- _Task goal_: Output the entries below exactly as written, omitting pictures.

(Dataset entries)
──────────────────────────────
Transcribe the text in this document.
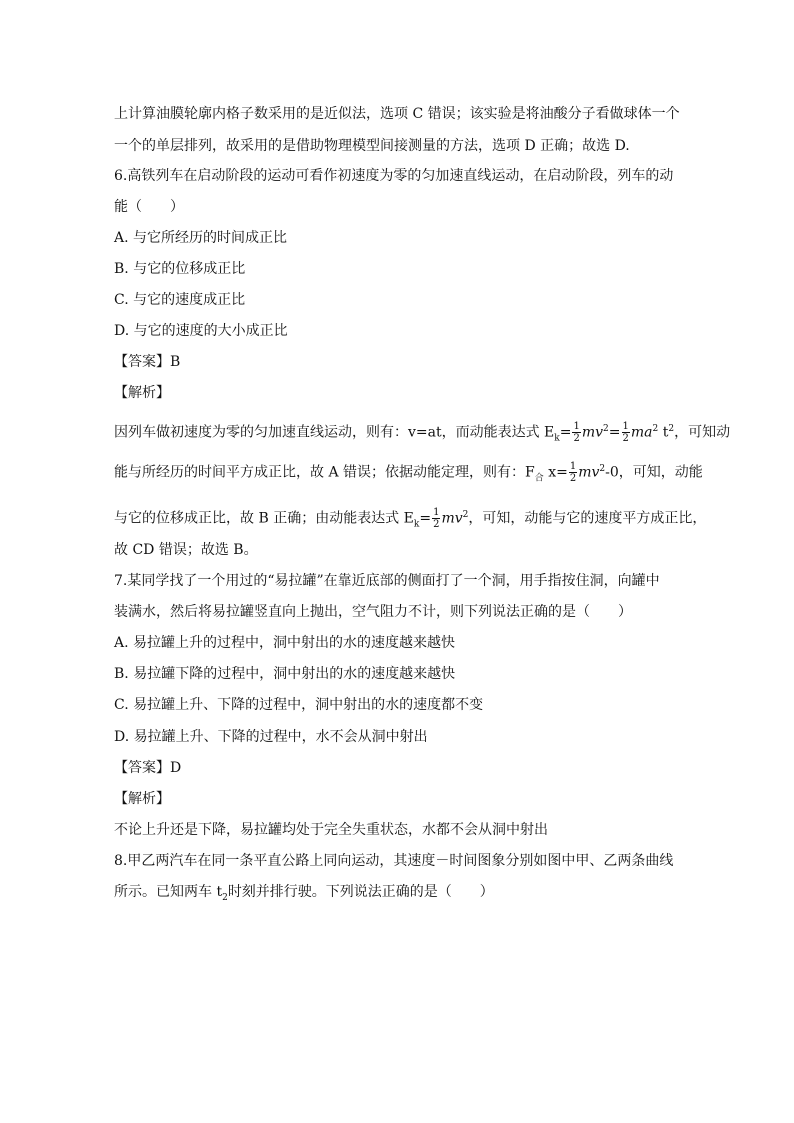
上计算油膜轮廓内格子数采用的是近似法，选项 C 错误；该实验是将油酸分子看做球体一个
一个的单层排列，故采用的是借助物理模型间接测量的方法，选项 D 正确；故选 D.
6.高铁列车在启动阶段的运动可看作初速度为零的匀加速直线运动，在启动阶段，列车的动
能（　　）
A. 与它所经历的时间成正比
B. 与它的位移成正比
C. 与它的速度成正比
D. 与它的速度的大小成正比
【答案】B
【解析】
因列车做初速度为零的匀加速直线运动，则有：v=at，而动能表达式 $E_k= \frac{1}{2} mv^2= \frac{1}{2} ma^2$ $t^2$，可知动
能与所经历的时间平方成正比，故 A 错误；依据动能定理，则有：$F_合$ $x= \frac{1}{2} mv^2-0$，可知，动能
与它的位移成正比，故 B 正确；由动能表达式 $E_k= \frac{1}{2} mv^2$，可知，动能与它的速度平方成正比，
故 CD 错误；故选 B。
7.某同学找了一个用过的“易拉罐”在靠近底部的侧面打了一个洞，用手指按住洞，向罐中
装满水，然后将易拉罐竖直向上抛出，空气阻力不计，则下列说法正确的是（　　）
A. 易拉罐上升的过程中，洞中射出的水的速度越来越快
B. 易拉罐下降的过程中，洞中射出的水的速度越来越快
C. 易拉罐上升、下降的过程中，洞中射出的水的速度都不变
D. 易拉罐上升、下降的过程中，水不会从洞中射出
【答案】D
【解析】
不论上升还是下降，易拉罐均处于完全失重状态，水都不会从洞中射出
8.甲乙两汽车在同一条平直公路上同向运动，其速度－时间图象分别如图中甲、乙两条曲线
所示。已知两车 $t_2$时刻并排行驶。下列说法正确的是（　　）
──────────────────────────────
- _Response_:
Transcribe the text in this document.
上计算油膜轮廓内格子数采用的是近似法，选项 C 错误；该实验是将油酸分子看做球体一个
一个的单层排列，故采用的是借助物理模型间接测量的方法，选项 D 正确；故选 D.
6.高铁列车在启动阶段的运动可看作初速度为零的匀加速直线运动，在启动阶段，列车的动
能（　　）
A. 与它所经历的时间成正比
B. 与它的位移成正比
C. 与它的速度成正比
D. 与它的速度的大小成正比
【答案】B
【解析】
因列车做初速度为零的匀加速直线运动，则有：v=at，而动能表达式 $E_k= \frac{1}{2} mv^2= \frac{1}{2} ma^2$ $t^2$，可知动
能与所经历的时间平方成正比，故 A 错误；依据动能定理，则有：$F_合$ $x= \frac{1}{2} mv^2-0$，可知，动能
与它的位移成正比，故 B 正确；由动能表达式 $E_k= \frac{1}{2} mv^2$，可知，动能与它的速度平方成正比，
故 CD 错误；故选 B。
7.某同学找了一个用过的“易拉罐”在靠近底部的侧面打了一个洞，用手指按住洞，向罐中
装满水，然后将易拉罐竖直向上抛出，空气阻力不计，则下列说法正确的是（　　）
A. 易拉罐上升的过程中，洞中射出的水的速度越来越快
B. 易拉罐下降的过程中，洞中射出的水的速度越来越快
C. 易拉罐上升、下降的过程中，洞中射出的水的速度都不变
D. 易拉罐上升、下降的过程中，水不会从洞中射出
【答案】D
【解析】
不论上升还是下降，易拉罐均处于完全失重状态，水都不会从洞中射出
8.甲乙两汽车在同一条平直公路上同向运动，其速度－时间图象分别如图中甲、乙两条曲线
所示。已知两车 $t_2$时刻并排行驶。下列说法正确的是（　　）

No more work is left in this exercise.